==== Input ====

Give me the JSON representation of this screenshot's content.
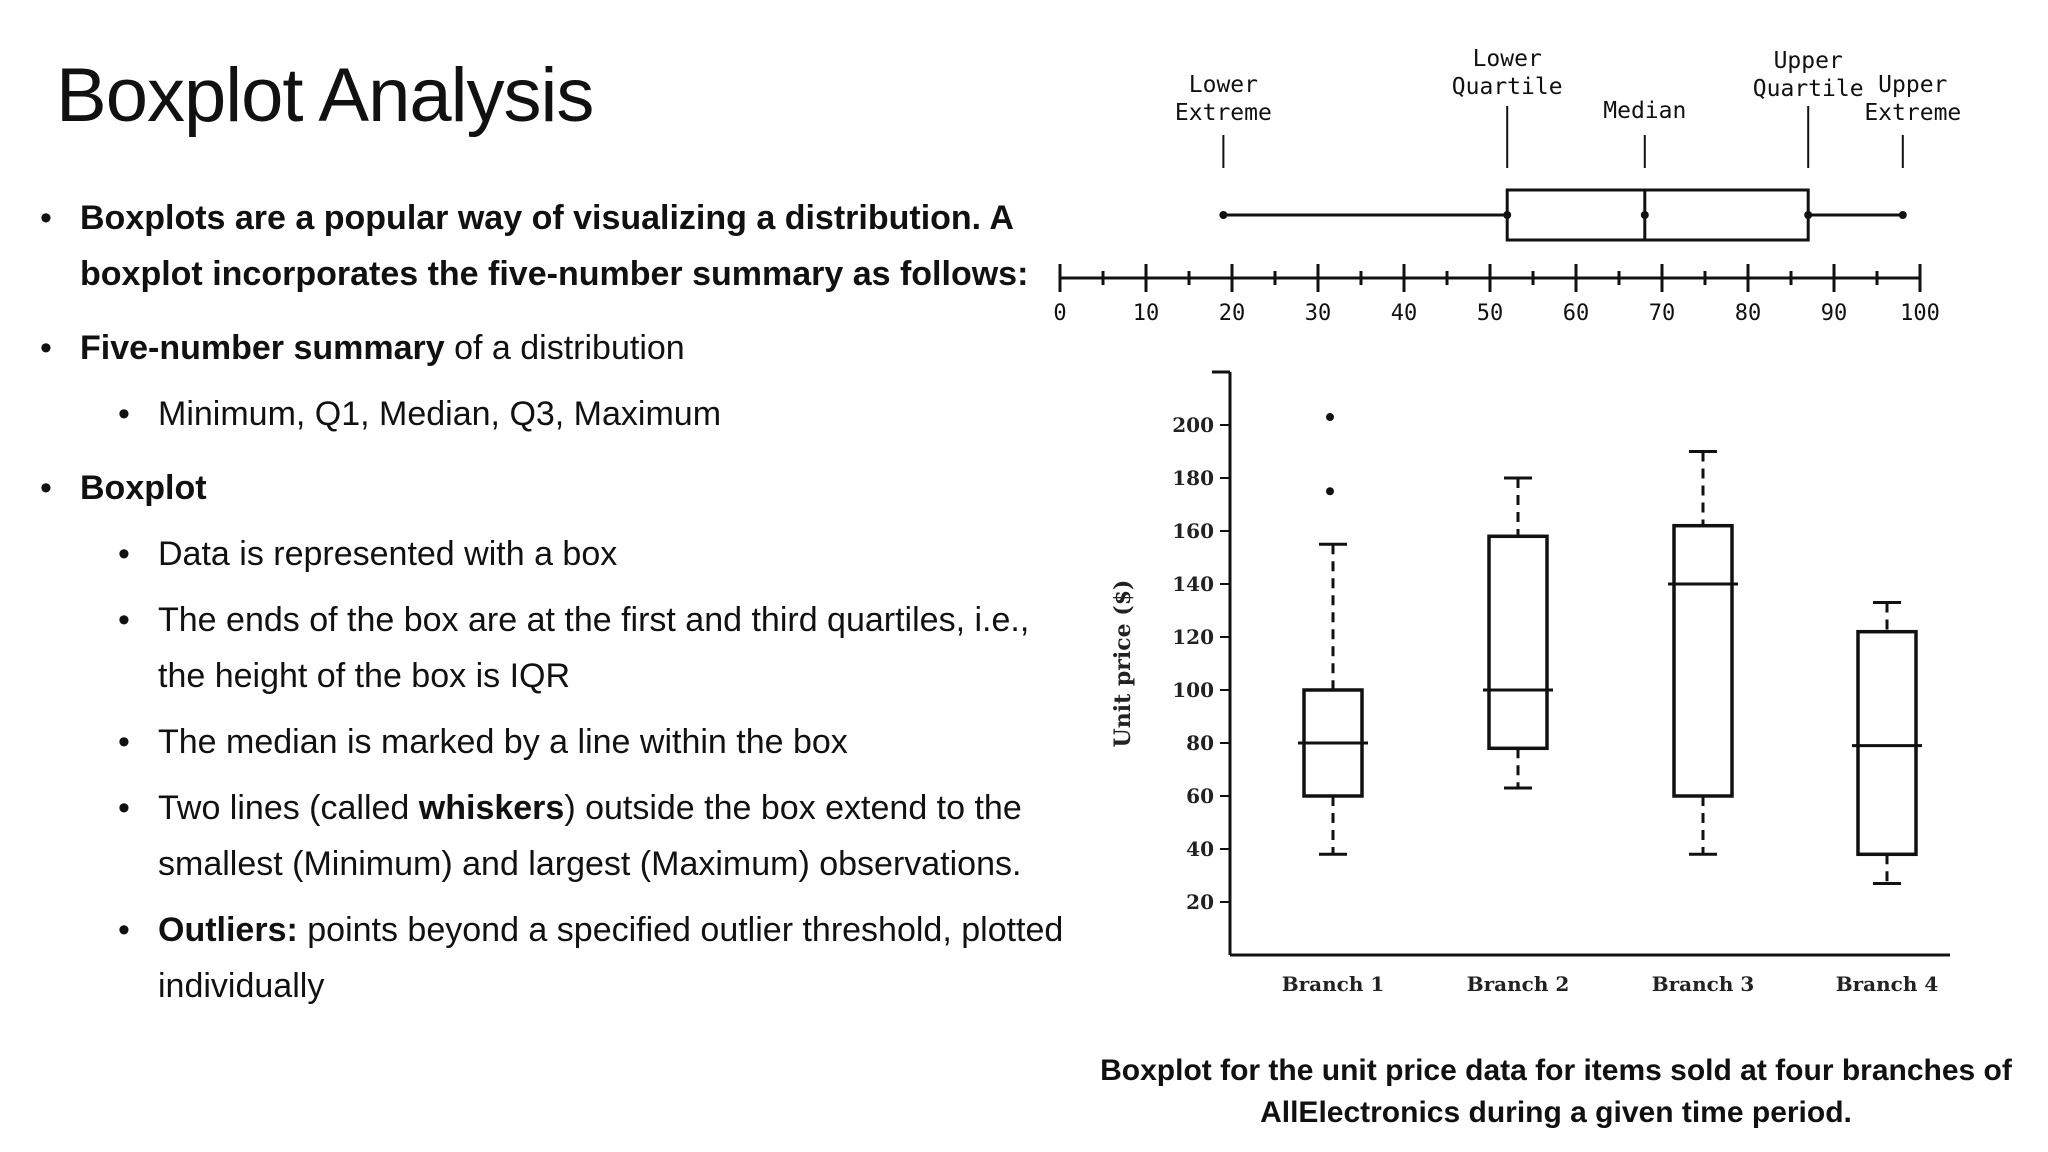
{
  "slide": {
    "title": "Boxplot Analysis",
    "bullets": {
      "b1_text": "Boxplots are a popular way of visualizing a distribution. A boxplot incorporates the five-number summary as follows:",
      "b2_bold": "Five-number summary",
      "b2_text": " of a distribution",
      "b2_sub": "Minimum, Q1, Median, Q3, Maximum",
      "b3_bold": "Boxplot",
      "b3_sub1": "Data is represented with a box",
      "b3_sub2": "The ends of the box are at the first and third quartiles, i.e., the height of the box is IQR",
      "b3_sub3": "The median is marked by a line within the box",
      "b3_sub4_pre": "Two lines (called ",
      "b3_sub4_bold": "whiskers",
      "b3_sub4_post": ") outside the box extend to the smallest (Minimum) and largest (Maximum) observations.",
      "b3_sub5_bold": "Outliers:",
      "b3_sub5_text": " points beyond a specified outlier threshold, plotted individually"
    },
    "caption": "Boxplot for the unit price data for items sold at four branches of AllElectronics during a given time period."
  },
  "chart_data": [
    {
      "type": "boxplot",
      "orientation": "horizontal",
      "labels": {
        "lower_extreme": [
          "Lower",
          "Extreme"
        ],
        "lower_quartile": [
          "Lower",
          "Quartile"
        ],
        "median": [
          "Median"
        ],
        "upper_quartile": [
          "Upper",
          "Quartile"
        ],
        "upper_extreme": [
          "Upper",
          "Extreme"
        ]
      },
      "five_number": {
        "min": 19,
        "q1": 52,
        "median": 68,
        "q3": 87,
        "max": 98
      },
      "xlim": [
        0,
        100
      ],
      "ticks": [
        "0",
        "10",
        "20",
        "30",
        "40",
        "50",
        "60",
        "70",
        "80",
        "90",
        "100"
      ],
      "tick_values": [
        0,
        10,
        20,
        30,
        40,
        50,
        60,
        70,
        80,
        90,
        100
      ]
    },
    {
      "type": "boxplot",
      "orientation": "vertical",
      "ylabel": "Unit price ($)",
      "ylim": [
        0,
        220
      ],
      "yticks": [
        "20",
        "40",
        "60",
        "80",
        "100",
        "120",
        "140",
        "160",
        "180",
        "200"
      ],
      "ytick_values": [
        20,
        40,
        60,
        80,
        100,
        120,
        140,
        160,
        180,
        200
      ],
      "categories": [
        "Branch 1",
        "Branch 2",
        "Branch 3",
        "Branch 4"
      ],
      "boxes": [
        {
          "min": 38,
          "q1": 60,
          "median": 80,
          "q3": 100,
          "max": 155,
          "outliers": [
            175,
            203
          ]
        },
        {
          "min": 63,
          "q1": 78,
          "median": 100,
          "q3": 158,
          "max": 180,
          "outliers": []
        },
        {
          "min": 38,
          "q1": 60,
          "median": 140,
          "q3": 162,
          "max": 190,
          "outliers": []
        },
        {
          "min": 27,
          "q1": 38,
          "median": 79,
          "q3": 122,
          "max": 133,
          "outliers": []
        }
      ]
    }
  ]
}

====

_Given instruction_
Exclude the images and reproduce the remaining data exactly.

_Written response_
Give me the JSON representation of this screenshot's content.
{
  "slide": {
    "title": "Boxplot Analysis",
    "bullets": {
      "b1_text": "Boxplots are a popular way of visualizing a distribution. A boxplot incorporates the five-number summary as follows:",
      "b2_bold": "Five-number summary",
      "b2_text": " of a distribution",
      "b2_sub": "Minimum, Q1, Median, Q3, Maximum",
      "b3_bold": "Boxplot",
      "b3_sub1": "Data is represented with a box",
      "b3_sub2": "The ends of the box are at the first and third quartiles, i.e., the height of the box is IQR",
      "b3_sub3": "The median is marked by a line within the box",
      "b3_sub4_pre": "Two lines (called ",
      "b3_sub4_bold": "whiskers",
      "b3_sub4_post": ") outside the box extend to the smallest (Minimum) and largest (Maximum) observations.",
      "b3_sub5_bold": "Outliers:",
      "b3_sub5_text": " points beyond a specified outlier threshold, plotted individually"
    },
    "caption": "Boxplot for the unit price data for items sold at four branches of AllElectronics during a given time period."
  },
  "chart_data": [
    {
      "type": "boxplot",
      "orientation": "horizontal",
      "labels": {
        "lower_extreme": [
          "Lower",
          "Extreme"
        ],
        "lower_quartile": [
          "Lower",
          "Quartile"
        ],
        "median": [
          "Median"
        ],
        "upper_quartile": [
          "Upper",
          "Quartile"
        ],
        "upper_extreme": [
          "Upper",
          "Extreme"
        ]
      },
      "five_number": {
        "min": 19,
        "q1": 52,
        "median": 68,
        "q3": 87,
        "max": 98
      },
      "xlim": [
        0,
        100
      ],
      "ticks": [
        "0",
        "10",
        "20",
        "30",
        "40",
        "50",
        "60",
        "70",
        "80",
        "90",
        "100"
      ],
      "tick_values": [
        0,
        10,
        20,
        30,
        40,
        50,
        60,
        70,
        80,
        90,
        100
      ]
    },
    {
      "type": "boxplot",
      "orientation": "vertical",
      "ylabel": "Unit price ($)",
      "ylim": [
        0,
        220
      ],
      "yticks": [
        "20",
        "40",
        "60",
        "80",
        "100",
        "120",
        "140",
        "160",
        "180",
        "200"
      ],
      "ytick_values": [
        20,
        40,
        60,
        80,
        100,
        120,
        140,
        160,
        180,
        200
      ],
      "categories": [
        "Branch 1",
        "Branch 2",
        "Branch 3",
        "Branch 4"
      ],
      "boxes": [
        {
          "min": 38,
          "q1": 60,
          "median": 80,
          "q3": 100,
          "max": 155,
          "outliers": [
            175,
            203
          ]
        },
        {
          "min": 63,
          "q1": 78,
          "median": 100,
          "q3": 158,
          "max": 180,
          "outliers": []
        },
        {
          "min": 38,
          "q1": 60,
          "median": 140,
          "q3": 162,
          "max": 190,
          "outliers": []
        },
        {
          "min": 27,
          "q1": 38,
          "median": 79,
          "q3": 122,
          "max": 133,
          "outliers": []
        }
      ]
    }
  ]
}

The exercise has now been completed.